» **Extracts from a graphics dataset**
##############################
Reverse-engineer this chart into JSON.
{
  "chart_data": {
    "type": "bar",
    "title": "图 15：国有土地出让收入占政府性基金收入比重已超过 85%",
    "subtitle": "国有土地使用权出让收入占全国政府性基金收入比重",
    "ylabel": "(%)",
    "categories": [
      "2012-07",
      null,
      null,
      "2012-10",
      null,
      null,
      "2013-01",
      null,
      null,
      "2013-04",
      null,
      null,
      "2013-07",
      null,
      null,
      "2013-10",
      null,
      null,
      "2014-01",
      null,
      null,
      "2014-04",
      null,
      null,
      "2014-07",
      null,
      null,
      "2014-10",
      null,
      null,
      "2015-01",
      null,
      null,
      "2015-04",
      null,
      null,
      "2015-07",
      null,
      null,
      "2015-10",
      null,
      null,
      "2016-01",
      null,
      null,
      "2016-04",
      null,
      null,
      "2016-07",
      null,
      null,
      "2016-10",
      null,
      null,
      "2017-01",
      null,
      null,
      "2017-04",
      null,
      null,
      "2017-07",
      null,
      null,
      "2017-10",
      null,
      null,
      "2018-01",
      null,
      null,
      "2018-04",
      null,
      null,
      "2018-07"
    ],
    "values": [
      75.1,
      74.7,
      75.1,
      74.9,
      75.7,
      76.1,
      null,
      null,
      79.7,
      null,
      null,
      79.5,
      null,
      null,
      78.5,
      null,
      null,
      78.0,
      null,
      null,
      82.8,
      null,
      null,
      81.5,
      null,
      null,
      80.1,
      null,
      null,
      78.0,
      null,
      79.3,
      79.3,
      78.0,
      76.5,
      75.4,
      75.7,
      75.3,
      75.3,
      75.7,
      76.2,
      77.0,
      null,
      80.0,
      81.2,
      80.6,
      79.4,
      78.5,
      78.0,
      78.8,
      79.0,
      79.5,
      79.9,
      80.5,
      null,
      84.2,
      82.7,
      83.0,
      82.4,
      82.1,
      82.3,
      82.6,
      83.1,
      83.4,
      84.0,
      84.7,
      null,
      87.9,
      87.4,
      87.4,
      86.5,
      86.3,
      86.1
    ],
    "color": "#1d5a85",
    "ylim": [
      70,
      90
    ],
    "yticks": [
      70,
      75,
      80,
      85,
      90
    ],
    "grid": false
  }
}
##############################
» **Brief**
Your task is to output the full set of records exactly as presented.

» **Final answer**
Reverse-engineer this chart into JSON.
{
  "chart_data": {
    "type": "bar",
    "title": "图 15：国有土地出让收入占政府性基金收入比重已超过 85%",
    "subtitle": "国有土地使用权出让收入占全国政府性基金收入比重",
    "ylabel": "(%)",
    "categories": [
      "2012-07",
      null,
      null,
      "2012-10",
      null,
      null,
      "2013-01",
      null,
      null,
      "2013-04",
      null,
      null,
      "2013-07",
      null,
      null,
      "2013-10",
      null,
      null,
      "2014-01",
      null,
      null,
      "2014-04",
      null,
      null,
      "2014-07",
      null,
      null,
      "2014-10",
      null,
      null,
      "2015-01",
      null,
      null,
      "2015-04",
      null,
      null,
      "2015-07",
      null,
      null,
      "2015-10",
      null,
      null,
      "2016-01",
      null,
      null,
      "2016-04",
      null,
      null,
      "2016-07",
      null,
      null,
      "2016-10",
      null,
      null,
      "2017-01",
      null,
      null,
      "2017-04",
      null,
      null,
      "2017-07",
      null,
      null,
      "2017-10",
      null,
      null,
      "2018-01",
      null,
      null,
      "2018-04",
      null,
      null,
      "2018-07"
    ],
    "values": [
      75.1,
      74.7,
      75.1,
      74.9,
      75.7,
      76.1,
      null,
      null,
      79.7,
      null,
      null,
      79.5,
      null,
      null,
      78.5,
      null,
      null,
      78.0,
      null,
      null,
      82.8,
      null,
      null,
      81.5,
      null,
      null,
      80.1,
      null,
      null,
      78.0,
      null,
      79.3,
      79.3,
      78.0,
      76.5,
      75.4,
      75.7,
      75.3,
      75.3,
      75.7,
      76.2,
      77.0,
      null,
      80.0,
      81.2,
      80.6,
      79.4,
      78.5,
      78.0,
      78.8,
      79.0,
      79.5,
      79.9,
      80.5,
      null,
      84.2,
      82.7,
      83.0,
      82.4,
      82.1,
      82.3,
      82.6,
      83.1,
      83.4,
      84.0,
      84.7,
      null,
      87.9,
      87.4,
      87.4,
      86.5,
      86.3,
      86.1
    ],
    "color": "#1d5a85",
    "ylim": [
      70,
      90
    ],
    "yticks": [
      70,
      75,
      80,
      85,
      90
    ],
    "grid": false
  }
}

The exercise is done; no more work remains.